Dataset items
--

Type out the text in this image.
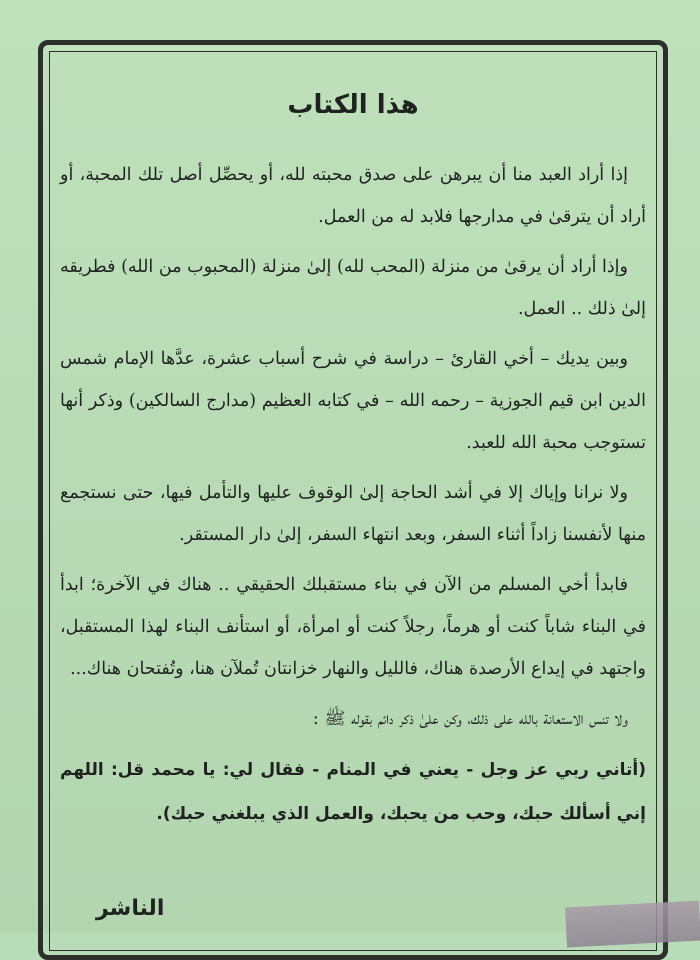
هذا الكتاب

إذا أراد العبد منا أن يبرهن على صدق محبته لله، أو يحصِّل أصل تلك المحبة، أو أراد أن يترقىٰ في مدارجها فلابد له من العمل.

وإذا أراد أن يرقىٰ من منزلة (المحب لله) إلىٰ منزلة (المحبوب من الله) فطريقه إلىٰ ذلك .. العمل.

وبين يديك – أخي القارئ – دراسة في شرح أسباب عشرة، عدَّها الإمام شمس الدين ابن قيم الجوزية – رحمه الله – في كتابه العظيم (مدارج السالكين) وذكر أنها تستوجب محبة الله للعبد.

ولا نرانا وإياك إلا في أشد الحاجة إلىٰ الوقوف عليها والتأمل فيها، حتى نستجمع منها لأنفسنا زاداً أثناء السفر، وبعد انتهاء السفر، إلىٰ دار المستقر.

فابدأ أخي المسلم من الآن في بناء مستقبلك الحقيقي .. هناك في الآخرة؛ ابدأ في البناء شاباً كنت أو هرماً، رجلاً كنت أو امرأة، أو استأنف البناء لهذا المستقبل، واجتهد في إيداع الأرصدة هناك، فالليل والنهار خزانتان تُملآن هنا، وتُفتحان هناك...

ولا تنس الاستعانة بالله على ذلك، وكن علىٰ ذكر دائم بقوله ﷺ :

(أتاني ربي عز وجل - يعني في المنام - فقال لي: يا محمد قل: اللهم إني أسألك حبك، وحب من يحبك، والعمل الذي يبلغني حبك).

الناشر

--

→ Short task: Leave out every picture and copy the rest of the records exactly.

→ The completed task:
Type out the text in this image.
هذا الكتاب

إذا أراد العبد منا أن يبرهن على صدق محبته لله، أو يحصِّل أصل تلك المحبة، أو أراد أن يترقىٰ في مدارجها فلابد له من العمل.

وإذا أراد أن يرقىٰ من منزلة (المحب لله) إلىٰ منزلة (المحبوب من الله) فطريقه إلىٰ ذلك .. العمل.

وبين يديك – أخي القارئ – دراسة في شرح أسباب عشرة، عدَّها الإمام شمس الدين ابن قيم الجوزية – رحمه الله – في كتابه العظيم (مدارج السالكين) وذكر أنها تستوجب محبة الله للعبد.

ولا نرانا وإياك إلا في أشد الحاجة إلىٰ الوقوف عليها والتأمل فيها، حتى نستجمع منها لأنفسنا زاداً أثناء السفر، وبعد انتهاء السفر، إلىٰ دار المستقر.

فابدأ أخي المسلم من الآن في بناء مستقبلك الحقيقي .. هناك في الآخرة؛ ابدأ في البناء شاباً كنت أو هرماً، رجلاً كنت أو امرأة، أو استأنف البناء لهذا المستقبل، واجتهد في إيداع الأرصدة هناك، فالليل والنهار خزانتان تُملآن هنا، وتُفتحان هناك...

ولا تنس الاستعانة بالله على ذلك، وكن علىٰ ذكر دائم بقوله ﷺ :

(أتاني ربي عز وجل - يعني في المنام - فقال لي: يا محمد قل: اللهم إني أسألك حبك، وحب من يحبك، والعمل الذي يبلغني حبك).

الناشر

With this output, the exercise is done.